Exercise:
What is the number of lines containing the string "北京瑞影医疗科技有限公司"? Answer with the number only.

[Dataset items]

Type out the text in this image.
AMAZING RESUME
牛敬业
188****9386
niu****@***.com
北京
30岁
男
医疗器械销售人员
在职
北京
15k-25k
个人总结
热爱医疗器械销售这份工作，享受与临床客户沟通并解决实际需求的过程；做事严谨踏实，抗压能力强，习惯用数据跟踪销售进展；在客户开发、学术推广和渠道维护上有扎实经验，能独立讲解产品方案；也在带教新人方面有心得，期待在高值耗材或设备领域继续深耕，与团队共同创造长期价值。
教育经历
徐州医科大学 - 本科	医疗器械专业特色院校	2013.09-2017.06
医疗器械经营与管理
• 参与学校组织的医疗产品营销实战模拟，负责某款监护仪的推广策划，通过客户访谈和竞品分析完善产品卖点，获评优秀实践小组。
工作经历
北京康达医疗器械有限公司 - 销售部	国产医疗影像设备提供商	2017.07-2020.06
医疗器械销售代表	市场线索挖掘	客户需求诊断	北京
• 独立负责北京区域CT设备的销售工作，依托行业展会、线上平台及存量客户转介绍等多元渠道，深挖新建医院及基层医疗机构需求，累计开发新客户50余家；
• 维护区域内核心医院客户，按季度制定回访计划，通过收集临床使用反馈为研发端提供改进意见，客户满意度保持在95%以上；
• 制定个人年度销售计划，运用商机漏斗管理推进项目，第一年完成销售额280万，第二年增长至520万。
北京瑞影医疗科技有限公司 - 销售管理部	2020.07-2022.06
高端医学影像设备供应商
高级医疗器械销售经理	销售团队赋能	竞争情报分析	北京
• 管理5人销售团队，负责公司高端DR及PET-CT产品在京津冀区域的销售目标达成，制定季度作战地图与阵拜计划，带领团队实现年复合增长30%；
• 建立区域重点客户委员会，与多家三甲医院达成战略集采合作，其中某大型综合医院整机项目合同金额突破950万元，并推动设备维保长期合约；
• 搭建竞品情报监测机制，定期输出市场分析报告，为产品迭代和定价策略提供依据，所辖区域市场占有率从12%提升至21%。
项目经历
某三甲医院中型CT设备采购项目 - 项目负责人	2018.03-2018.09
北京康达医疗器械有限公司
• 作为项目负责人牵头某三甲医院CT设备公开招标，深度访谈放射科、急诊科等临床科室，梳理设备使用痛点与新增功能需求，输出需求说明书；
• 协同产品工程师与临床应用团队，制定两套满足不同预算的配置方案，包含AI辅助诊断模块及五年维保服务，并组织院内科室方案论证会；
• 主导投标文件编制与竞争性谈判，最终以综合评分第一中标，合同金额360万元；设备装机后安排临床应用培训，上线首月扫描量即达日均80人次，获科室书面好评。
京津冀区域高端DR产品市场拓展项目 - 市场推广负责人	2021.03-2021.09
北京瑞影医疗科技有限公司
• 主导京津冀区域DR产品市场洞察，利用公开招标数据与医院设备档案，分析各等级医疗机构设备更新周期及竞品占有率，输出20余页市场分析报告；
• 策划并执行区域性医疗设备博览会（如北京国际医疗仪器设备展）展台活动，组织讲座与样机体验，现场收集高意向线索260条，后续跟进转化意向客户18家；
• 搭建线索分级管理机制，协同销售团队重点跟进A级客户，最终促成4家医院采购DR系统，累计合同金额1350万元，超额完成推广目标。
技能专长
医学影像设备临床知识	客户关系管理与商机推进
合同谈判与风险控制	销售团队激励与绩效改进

Response:
2